Track down each line that has the word "imitation" and copy it.

────

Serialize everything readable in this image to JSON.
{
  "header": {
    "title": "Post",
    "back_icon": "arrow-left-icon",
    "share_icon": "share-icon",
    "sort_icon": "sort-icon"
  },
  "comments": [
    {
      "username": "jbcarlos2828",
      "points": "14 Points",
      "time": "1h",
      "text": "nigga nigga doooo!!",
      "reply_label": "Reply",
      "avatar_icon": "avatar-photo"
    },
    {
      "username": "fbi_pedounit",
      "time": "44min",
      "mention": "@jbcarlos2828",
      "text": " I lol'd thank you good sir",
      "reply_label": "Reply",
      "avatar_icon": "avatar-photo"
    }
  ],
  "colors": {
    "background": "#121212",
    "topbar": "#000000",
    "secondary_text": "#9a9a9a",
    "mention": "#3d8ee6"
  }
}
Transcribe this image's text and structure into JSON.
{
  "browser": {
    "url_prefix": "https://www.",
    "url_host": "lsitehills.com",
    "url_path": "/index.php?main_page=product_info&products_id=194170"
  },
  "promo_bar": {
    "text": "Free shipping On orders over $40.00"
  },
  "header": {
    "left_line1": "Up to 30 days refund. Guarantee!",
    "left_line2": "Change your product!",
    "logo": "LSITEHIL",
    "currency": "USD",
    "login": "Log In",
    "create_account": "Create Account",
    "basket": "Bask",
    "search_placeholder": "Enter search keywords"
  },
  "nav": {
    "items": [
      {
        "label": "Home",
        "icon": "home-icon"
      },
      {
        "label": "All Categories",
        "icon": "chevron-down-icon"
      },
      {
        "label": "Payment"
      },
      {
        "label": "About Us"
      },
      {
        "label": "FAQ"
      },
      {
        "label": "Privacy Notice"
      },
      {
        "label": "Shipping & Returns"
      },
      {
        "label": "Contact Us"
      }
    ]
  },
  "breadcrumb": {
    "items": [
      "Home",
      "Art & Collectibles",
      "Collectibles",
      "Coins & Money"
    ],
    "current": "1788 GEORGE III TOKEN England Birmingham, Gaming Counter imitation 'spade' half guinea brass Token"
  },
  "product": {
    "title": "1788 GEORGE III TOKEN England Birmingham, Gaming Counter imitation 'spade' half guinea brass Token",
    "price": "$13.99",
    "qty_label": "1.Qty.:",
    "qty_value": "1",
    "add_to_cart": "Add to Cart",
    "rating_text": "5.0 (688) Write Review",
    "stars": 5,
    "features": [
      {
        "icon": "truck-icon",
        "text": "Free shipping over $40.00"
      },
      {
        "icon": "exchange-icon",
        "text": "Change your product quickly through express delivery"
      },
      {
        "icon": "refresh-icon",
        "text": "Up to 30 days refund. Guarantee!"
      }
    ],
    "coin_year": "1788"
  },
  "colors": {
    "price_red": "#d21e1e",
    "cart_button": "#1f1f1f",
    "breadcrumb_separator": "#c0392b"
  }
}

────

EXPECTED ANSWER:
    "current": "1788 GEORGE III TOKEN England Birmingham, Gaming Counter imitation 'spade' half guinea brass Token"
    "title": "1788 GEORGE III TOKEN England Birmingham, Gaming Counter imitation 'spade' half guinea brass Token",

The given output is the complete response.